**** Excerpted records

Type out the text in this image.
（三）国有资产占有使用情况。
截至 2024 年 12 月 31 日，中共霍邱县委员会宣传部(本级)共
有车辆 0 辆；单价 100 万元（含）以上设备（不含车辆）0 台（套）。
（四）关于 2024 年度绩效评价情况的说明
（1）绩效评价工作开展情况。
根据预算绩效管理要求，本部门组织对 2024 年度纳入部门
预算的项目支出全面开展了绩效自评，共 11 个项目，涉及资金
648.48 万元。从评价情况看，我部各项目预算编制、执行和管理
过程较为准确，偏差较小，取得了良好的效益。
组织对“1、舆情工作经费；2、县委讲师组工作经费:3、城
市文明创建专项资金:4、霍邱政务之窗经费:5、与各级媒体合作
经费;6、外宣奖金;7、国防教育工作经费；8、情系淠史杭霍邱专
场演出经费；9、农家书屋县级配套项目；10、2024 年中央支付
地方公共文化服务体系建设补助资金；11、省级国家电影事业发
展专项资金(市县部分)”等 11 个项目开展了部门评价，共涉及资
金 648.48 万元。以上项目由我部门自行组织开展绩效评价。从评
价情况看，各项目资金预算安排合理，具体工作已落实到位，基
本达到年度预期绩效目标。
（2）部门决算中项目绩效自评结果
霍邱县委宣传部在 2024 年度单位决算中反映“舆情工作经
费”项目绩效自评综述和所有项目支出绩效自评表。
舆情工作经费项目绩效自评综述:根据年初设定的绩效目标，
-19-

********

* [Requirement]: Extract all of the data exactly as written.

* [Response below]:
Type out the text in this image.
（三）国有资产占有使用情况。
截至 2024 年 12 月 31 日，中共霍邱县委员会宣传部(本级)共
有车辆 0 辆；单价 100 万元（含）以上设备（不含车辆）0 台（套）。
（四）关于 2024 年度绩效评价情况的说明
（1）绩效评价工作开展情况。
根据预算绩效管理要求，本部门组织对 2024 年度纳入部门
预算的项目支出全面开展了绩效自评，共 11 个项目，涉及资金
648.48 万元。从评价情况看，我部各项目预算编制、执行和管理
过程较为准确，偏差较小，取得了良好的效益。
组织对“1、舆情工作经费；2、县委讲师组工作经费:3、城
市文明创建专项资金:4、霍邱政务之窗经费:5、与各级媒体合作
经费;6、外宣奖金;7、国防教育工作经费；8、情系淠史杭霍邱专
场演出经费；9、农家书屋县级配套项目；10、2024 年中央支付
地方公共文化服务体系建设补助资金；11、省级国家电影事业发
展专项资金(市县部分)”等 11 个项目开展了部门评价，共涉及资
金 648.48 万元。以上项目由我部门自行组织开展绩效评价。从评
价情况看，各项目资金预算安排合理，具体工作已落实到位，基
本达到年度预期绩效目标。
（2）部门决算中项目绩效自评结果
霍邱县委宣传部在 2024 年度单位决算中反映“舆情工作经
费”项目绩效自评综述和所有项目支出绩效自评表。
舆情工作经费项目绩效自评综述:根据年初设定的绩效目标，
-19-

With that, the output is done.